> [Exercise goal]: Reproduce everything from "and every report" down to "Rose or Jones+Butler?" in the forum discussion of the Rose trade below.

··· Selected excerpt ···

This seems to have little to do with the Rose trade, other than perhaps Fizer is involved in it. This in no way indicates that rose is not involved.




> 2) Supposedly Alvin Williams was in the deal and *****ed it because of his injury. Why do we add yet another point to Hinrich, Pippen, and Crawford? On the other hand, Williams may well be the prototype PG that Cartwright and Paxson have talked about - pass first, good defense, protects the ball, gets teammates involved in the game, etc. I'll add that he comes from an organization that's won more games in a season than the Bulls have won in 2 or 3.


Crawford will be the starting 2. Problem solved.



> 3) The trade is now supposed to be down to a 2-for-2.


and every report says that one of those 2 is rose.



> 4) Dallas wants AD, and has more to offer. Would you rather have Rose or, say, Finley, for AD if you were Toronto?


its a toss up. but, you are forgetting its rose and marshall, not just rose. i think if its rose and marshall its a no-brainer. 



> 5) Miami would be dynamite with a player like AD, and they're supposedly willing to part with Jones and Butler. Would you rather have Rose or Jones+Butler?


that was just one paragraph from insider. not the rampant speculation that is going on right now. with this much attention/press, there seems little doubt that serious talks are underway involving rose and davis. i would rather have jones and butler... but i've seen nothing to say these two teams are talking. also, you once again neglected to say that it is fact rose and marshall, not just rose.




> 6) some more points, but better expressed below.
> 
> Now, if Toronto wants some more offense, they might be looking at Crawford and Fizer (or Marshall). Crawford replaces AWill in their lineup, and Fizer (or Marshall) brings much needed scoring.


maybe... but that is not what is being reported by dozens of news agencies. crawford, the rainer beach wunderboy, is going nowhere.



> 7) Crawford+Fizer has been a pair we've been rumored to have offered for ver two years.


true, but its never been anywhere near this level. the only reason there have been more crawford rumors is that people want him more(younger, more upside, better contract, awesome skills). rose is tough to trade due to his age, contract and attitude.

··· Collected data ···

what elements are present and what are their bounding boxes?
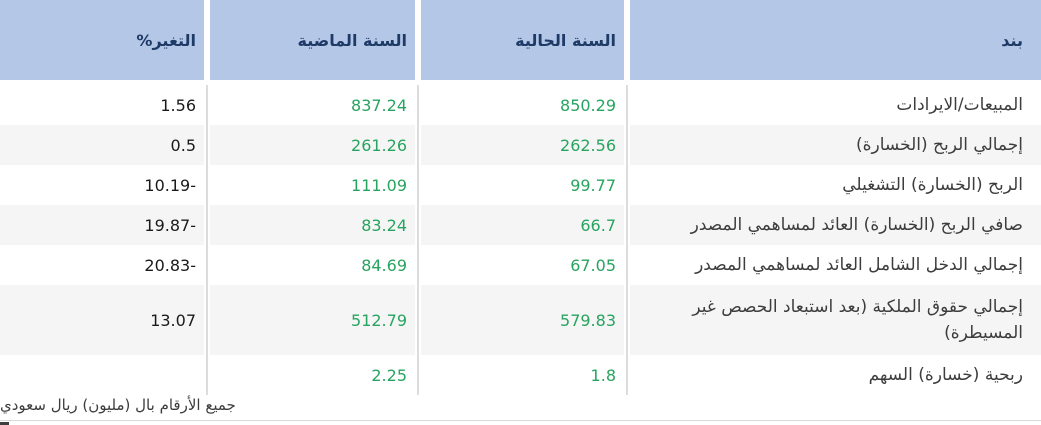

···

> [Response for this exercise]:
and every report says that one of those 2 is rose.



> 4) Dallas wants AD, and has more to offer. Would you rather have Rose or, say, Finley, for AD if you were Toronto?


its a toss up. but, you are forgetting its rose and marshall, not just rose. i think if its rose and marshall its a no-brainer. 



> 5) Miami would be dynamite with a player like AD, and they're supposedly willing to part with Jones and Butler. Would you rather have Rose or Jones+Butler?